* _WRITTEN INSTRUCTION_
Go through the listing and pick out each line with the word "внутреннего" in it.

* _DATA SUPPLIED_

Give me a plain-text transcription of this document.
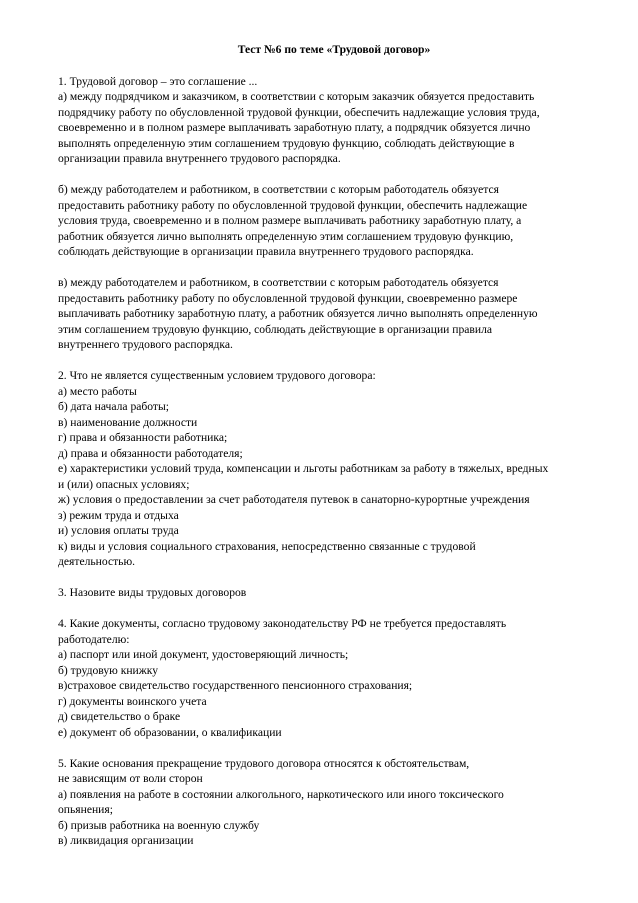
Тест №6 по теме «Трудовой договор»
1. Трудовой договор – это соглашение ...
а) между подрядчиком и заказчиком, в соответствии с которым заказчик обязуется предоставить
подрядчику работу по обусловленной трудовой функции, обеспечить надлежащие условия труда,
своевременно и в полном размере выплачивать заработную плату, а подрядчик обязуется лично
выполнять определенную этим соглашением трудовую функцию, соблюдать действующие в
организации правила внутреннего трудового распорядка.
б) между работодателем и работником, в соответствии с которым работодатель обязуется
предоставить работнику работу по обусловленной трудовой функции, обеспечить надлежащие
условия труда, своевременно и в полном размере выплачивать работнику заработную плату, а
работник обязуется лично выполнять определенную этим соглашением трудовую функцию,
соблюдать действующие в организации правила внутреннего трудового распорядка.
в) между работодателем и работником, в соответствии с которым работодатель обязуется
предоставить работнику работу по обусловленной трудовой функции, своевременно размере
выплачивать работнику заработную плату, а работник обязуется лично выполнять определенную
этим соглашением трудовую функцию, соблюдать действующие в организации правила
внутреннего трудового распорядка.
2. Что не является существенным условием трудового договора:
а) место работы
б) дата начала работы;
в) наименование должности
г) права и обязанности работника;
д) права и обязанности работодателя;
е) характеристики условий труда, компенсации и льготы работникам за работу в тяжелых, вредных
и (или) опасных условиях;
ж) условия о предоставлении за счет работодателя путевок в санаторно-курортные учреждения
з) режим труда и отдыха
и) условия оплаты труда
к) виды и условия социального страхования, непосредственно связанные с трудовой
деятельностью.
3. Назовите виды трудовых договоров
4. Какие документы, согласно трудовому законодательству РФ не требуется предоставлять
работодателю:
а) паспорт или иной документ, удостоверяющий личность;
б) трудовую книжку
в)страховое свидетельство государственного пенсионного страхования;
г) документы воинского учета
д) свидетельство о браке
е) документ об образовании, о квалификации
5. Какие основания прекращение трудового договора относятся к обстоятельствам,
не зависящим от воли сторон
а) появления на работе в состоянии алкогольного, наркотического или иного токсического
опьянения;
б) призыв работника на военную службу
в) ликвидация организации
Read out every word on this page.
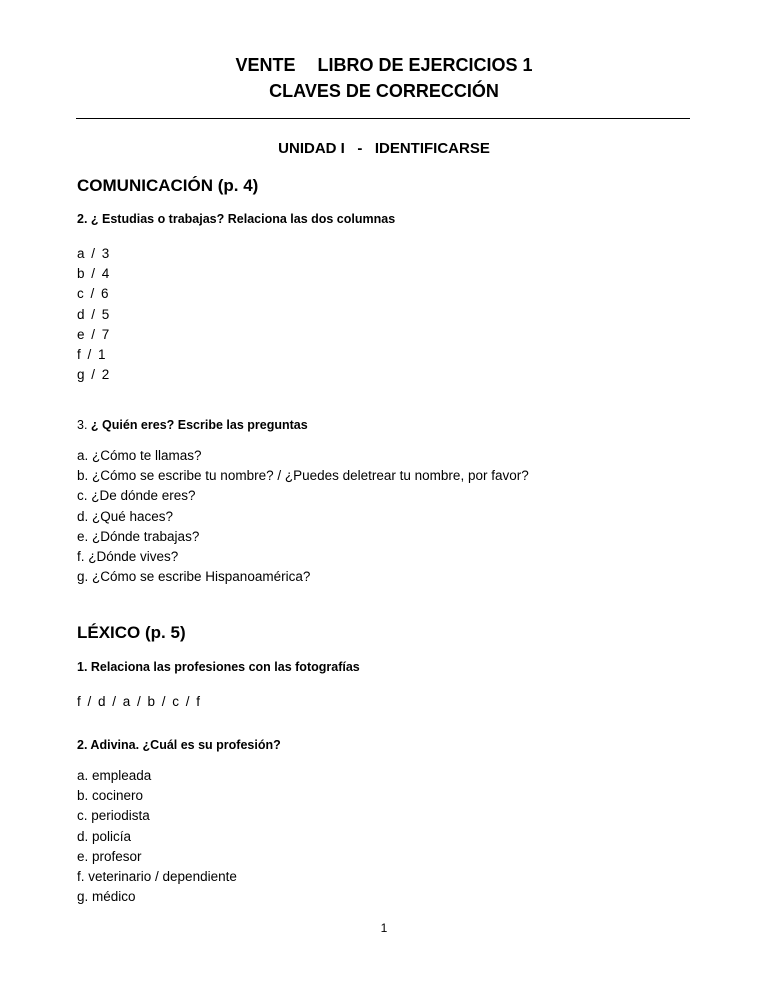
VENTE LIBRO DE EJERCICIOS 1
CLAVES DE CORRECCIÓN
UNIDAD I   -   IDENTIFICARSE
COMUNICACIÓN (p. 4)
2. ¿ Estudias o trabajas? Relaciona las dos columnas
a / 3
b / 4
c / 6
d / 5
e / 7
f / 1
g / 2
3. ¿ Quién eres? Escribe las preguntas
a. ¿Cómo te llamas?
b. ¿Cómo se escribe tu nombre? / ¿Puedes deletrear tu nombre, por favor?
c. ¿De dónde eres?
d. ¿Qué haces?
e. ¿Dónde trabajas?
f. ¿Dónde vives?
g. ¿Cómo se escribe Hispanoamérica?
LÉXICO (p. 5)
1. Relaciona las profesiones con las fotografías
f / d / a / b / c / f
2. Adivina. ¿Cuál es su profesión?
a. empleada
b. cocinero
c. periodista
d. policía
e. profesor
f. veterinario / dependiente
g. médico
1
* * *
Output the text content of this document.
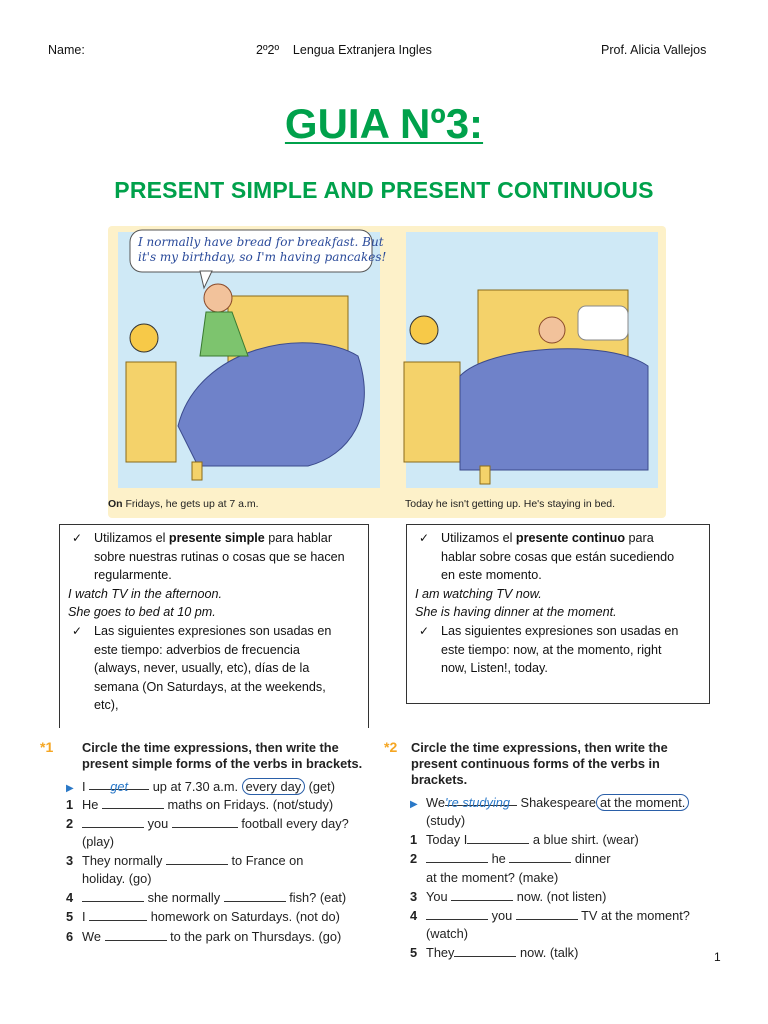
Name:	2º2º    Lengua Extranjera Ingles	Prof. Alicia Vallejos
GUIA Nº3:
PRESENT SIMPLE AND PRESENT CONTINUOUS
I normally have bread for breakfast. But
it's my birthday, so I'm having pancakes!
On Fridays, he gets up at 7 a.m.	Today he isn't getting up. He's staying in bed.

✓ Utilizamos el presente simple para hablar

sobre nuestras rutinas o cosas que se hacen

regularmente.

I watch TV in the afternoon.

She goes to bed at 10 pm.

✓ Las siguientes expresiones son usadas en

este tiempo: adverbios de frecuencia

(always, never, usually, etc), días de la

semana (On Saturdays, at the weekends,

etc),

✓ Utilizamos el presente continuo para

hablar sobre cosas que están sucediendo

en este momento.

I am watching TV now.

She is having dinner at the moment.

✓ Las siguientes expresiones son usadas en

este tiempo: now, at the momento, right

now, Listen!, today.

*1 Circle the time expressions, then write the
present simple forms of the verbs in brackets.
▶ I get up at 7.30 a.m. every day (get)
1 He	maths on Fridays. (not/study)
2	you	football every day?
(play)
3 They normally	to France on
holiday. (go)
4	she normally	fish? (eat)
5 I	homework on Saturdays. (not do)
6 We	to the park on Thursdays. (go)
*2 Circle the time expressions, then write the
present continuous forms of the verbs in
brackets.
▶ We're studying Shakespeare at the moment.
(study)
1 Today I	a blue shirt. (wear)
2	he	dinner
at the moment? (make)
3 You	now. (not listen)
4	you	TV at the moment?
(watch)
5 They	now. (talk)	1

* _TASK RESPONSE_
организации правила внутреннего трудового распорядка.
соблюдать действующие в организации правила внутреннего трудового распорядка.
внутреннего трудового распорядка.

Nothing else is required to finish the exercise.